• _Work required_
Copy out, from the entries below, each line holding the string "voltaje".

________________________________________

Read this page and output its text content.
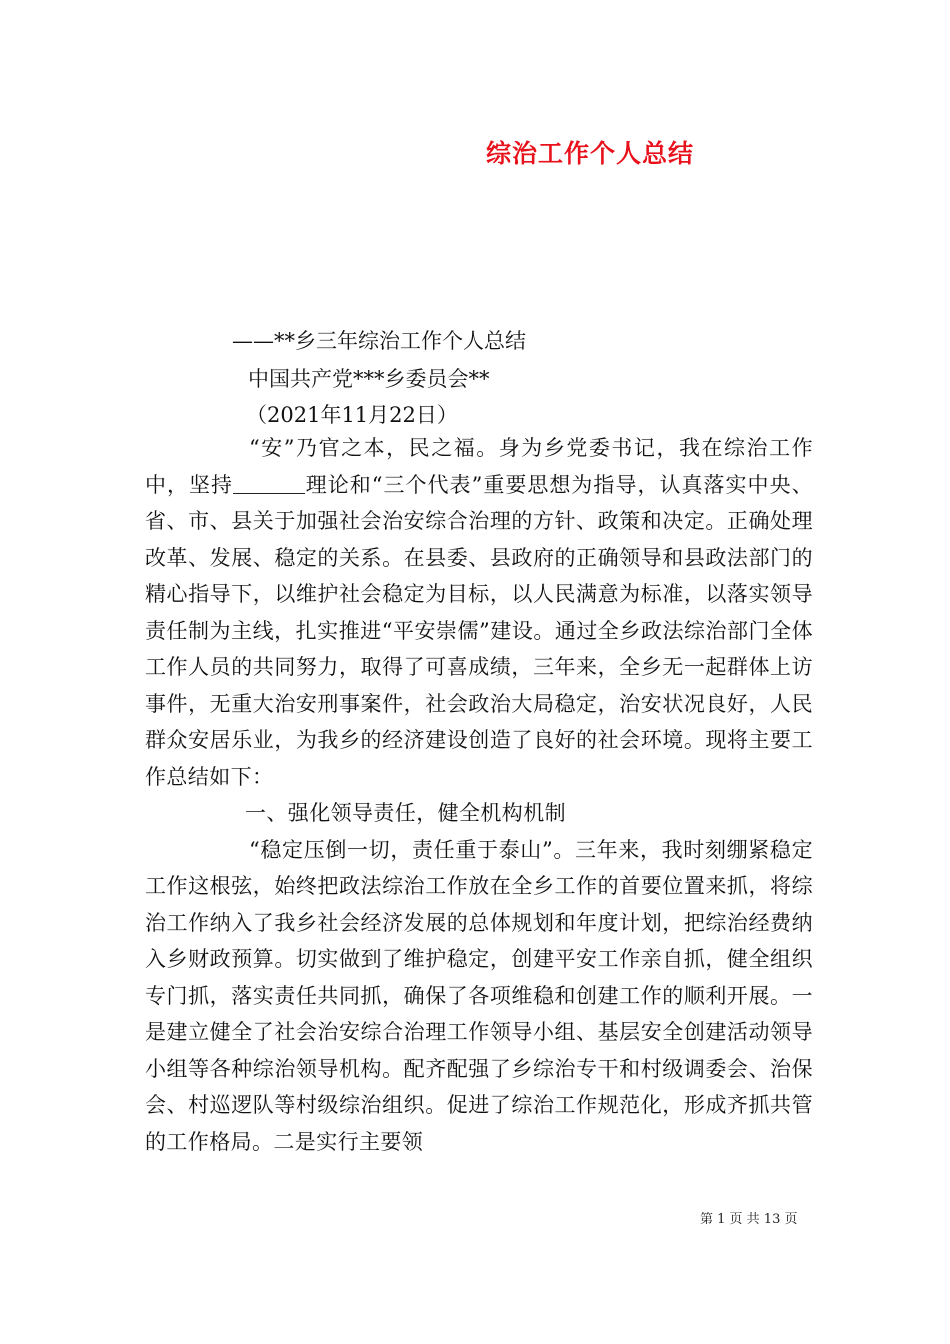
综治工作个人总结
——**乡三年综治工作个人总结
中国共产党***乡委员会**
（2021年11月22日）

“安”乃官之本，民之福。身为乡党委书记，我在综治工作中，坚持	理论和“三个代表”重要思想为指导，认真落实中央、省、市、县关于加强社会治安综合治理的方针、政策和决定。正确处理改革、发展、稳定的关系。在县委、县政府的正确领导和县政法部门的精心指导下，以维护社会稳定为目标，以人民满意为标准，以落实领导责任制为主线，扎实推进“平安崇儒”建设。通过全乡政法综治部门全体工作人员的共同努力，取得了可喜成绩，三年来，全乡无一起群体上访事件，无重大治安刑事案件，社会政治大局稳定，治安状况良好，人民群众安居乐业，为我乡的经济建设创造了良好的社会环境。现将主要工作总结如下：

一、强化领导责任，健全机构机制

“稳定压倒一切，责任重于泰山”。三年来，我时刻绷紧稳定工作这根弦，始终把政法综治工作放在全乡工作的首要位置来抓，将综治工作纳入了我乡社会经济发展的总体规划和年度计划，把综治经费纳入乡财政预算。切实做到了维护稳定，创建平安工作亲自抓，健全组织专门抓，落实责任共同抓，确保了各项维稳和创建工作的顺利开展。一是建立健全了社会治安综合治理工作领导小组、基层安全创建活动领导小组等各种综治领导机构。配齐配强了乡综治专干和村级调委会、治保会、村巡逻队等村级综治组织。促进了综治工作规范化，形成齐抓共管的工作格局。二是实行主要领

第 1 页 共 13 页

________________________________________

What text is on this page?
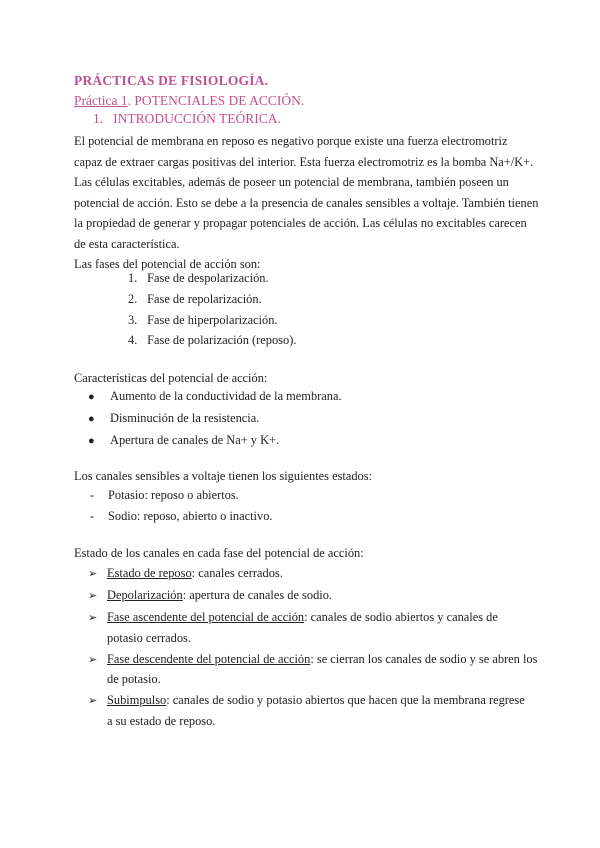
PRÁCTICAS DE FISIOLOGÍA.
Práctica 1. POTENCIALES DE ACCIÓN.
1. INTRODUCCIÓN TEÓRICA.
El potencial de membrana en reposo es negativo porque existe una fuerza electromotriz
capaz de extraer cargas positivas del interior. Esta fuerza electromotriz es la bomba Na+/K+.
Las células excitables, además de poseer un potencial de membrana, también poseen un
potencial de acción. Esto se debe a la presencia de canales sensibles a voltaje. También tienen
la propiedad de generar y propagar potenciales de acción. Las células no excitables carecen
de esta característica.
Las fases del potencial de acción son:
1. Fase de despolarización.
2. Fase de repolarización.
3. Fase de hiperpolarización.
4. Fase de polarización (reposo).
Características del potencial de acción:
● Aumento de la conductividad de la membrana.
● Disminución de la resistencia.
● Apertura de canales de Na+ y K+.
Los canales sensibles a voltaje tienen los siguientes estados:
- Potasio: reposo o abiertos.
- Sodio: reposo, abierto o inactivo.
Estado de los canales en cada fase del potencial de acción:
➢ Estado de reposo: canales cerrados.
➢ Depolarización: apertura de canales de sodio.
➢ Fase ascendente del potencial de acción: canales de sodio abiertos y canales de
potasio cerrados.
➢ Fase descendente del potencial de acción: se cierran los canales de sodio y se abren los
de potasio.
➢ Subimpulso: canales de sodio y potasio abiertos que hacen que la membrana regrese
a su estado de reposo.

________________________________________

• _Exercise result_
potencial de acción. Esto se debe a la presencia de canales sensibles a voltaje. También tienen
Los canales sensibles a voltaje tienen los siguientes estados:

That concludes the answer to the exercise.